* Input data:

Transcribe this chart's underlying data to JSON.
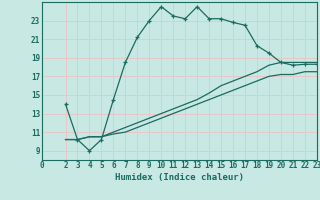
{
  "xlabel": "Humidex (Indice chaleur)",
  "xlim": [
    0,
    23
  ],
  "ylim": [
    8,
    25
  ],
  "xticks": [
    0,
    2,
    3,
    4,
    5,
    6,
    7,
    8,
    9,
    10,
    11,
    12,
    13,
    14,
    15,
    16,
    17,
    18,
    19,
    20,
    21,
    22,
    23
  ],
  "yticks": [
    9,
    11,
    13,
    15,
    17,
    19,
    21,
    23
  ],
  "bg_color": "#c8e8e4",
  "grid_color": "#e8c8c8",
  "line_color": "#1a6b60",
  "curve1_x": [
    2,
    3,
    4,
    5,
    6,
    7,
    8,
    9,
    10,
    11,
    12,
    13,
    14,
    15,
    16,
    17,
    18,
    19,
    20,
    21,
    22,
    23
  ],
  "curve1_y": [
    14.0,
    10.2,
    9.0,
    10.2,
    14.5,
    18.5,
    21.2,
    23.0,
    24.5,
    23.5,
    23.2,
    24.5,
    23.2,
    23.2,
    22.8,
    22.5,
    20.3,
    19.5,
    18.5,
    18.2,
    18.3,
    18.3
  ],
  "curve2_x": [
    2,
    3,
    4,
    5,
    6,
    7,
    8,
    9,
    10,
    11,
    12,
    13,
    14,
    15,
    16,
    17,
    18,
    19,
    20,
    21,
    22,
    23
  ],
  "curve2_y": [
    10.2,
    10.2,
    10.5,
    10.5,
    11.0,
    11.5,
    12.0,
    12.5,
    13.0,
    13.5,
    14.0,
    14.5,
    15.2,
    16.0,
    16.5,
    17.0,
    17.5,
    18.2,
    18.5,
    18.5,
    18.5,
    18.5
  ],
  "curve3_x": [
    2,
    3,
    4,
    5,
    6,
    7,
    8,
    9,
    10,
    11,
    12,
    13,
    14,
    15,
    16,
    17,
    18,
    19,
    20,
    21,
    22,
    23
  ],
  "curve3_y": [
    10.2,
    10.2,
    10.5,
    10.5,
    10.8,
    11.0,
    11.5,
    12.0,
    12.5,
    13.0,
    13.5,
    14.0,
    14.5,
    15.0,
    15.5,
    16.0,
    16.5,
    17.0,
    17.2,
    17.2,
    17.5,
    17.5
  ]
}
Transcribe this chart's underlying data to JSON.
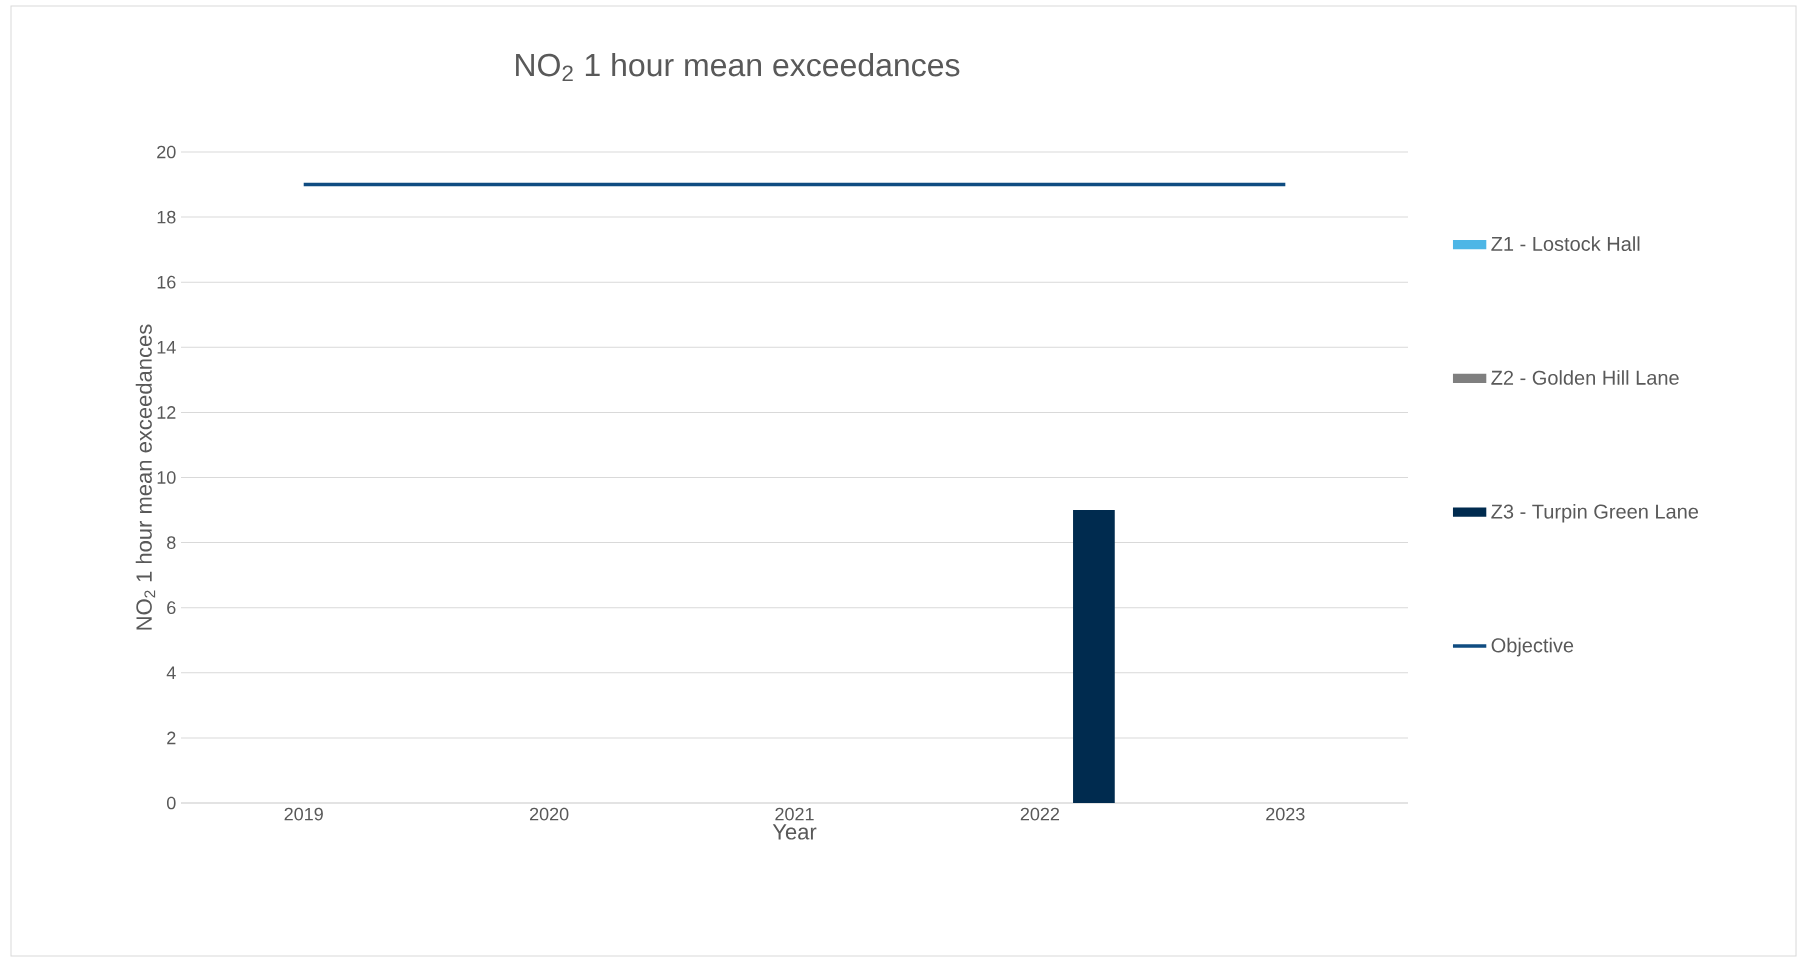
{
  "chart_data": {
    "type": "bar",
    "title": "NO$_{2}$ 1 hour mean exceedances",
    "xlabel": "Year",
    "ylabel": "NO$_{2}$ 1 hour mean exceedances",
    "categories": [
      "2019",
      "2020",
      "2021",
      "2022",
      "2023"
    ],
    "series": [
      {
        "name": "Z1 - Lostock Hall",
        "color": "#4db6e6",
        "values": [
          0,
          0,
          0,
          0,
          0
        ]
      },
      {
        "name": "Z2 - Golden Hill Lane",
        "color": "#7f7f7f",
        "values": [
          0,
          0,
          0,
          0,
          0
        ]
      },
      {
        "name": "Z3 - Turpin Green Lane",
        "color": "#002b4f",
        "values": [
          0,
          0,
          0,
          9,
          0
        ]
      },
      {
        "name": "Objective",
        "type": "line",
        "color": "#0f4c81",
        "values": [
          19,
          19,
          19,
          19,
          19
        ]
      }
    ],
    "ylim": [
      0,
      20
    ],
    "yticks": [
      0,
      2,
      4,
      6,
      8,
      10,
      12,
      14,
      16,
      18,
      20
    ],
    "grid": "y",
    "legend": "right"
  }
}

* Written task: Search the lines for the string "xlabel" and copy every line that has it.

* Final result:
  "xlabel": "Humidex (Indice chaleur)",
    "xlabel": "Year",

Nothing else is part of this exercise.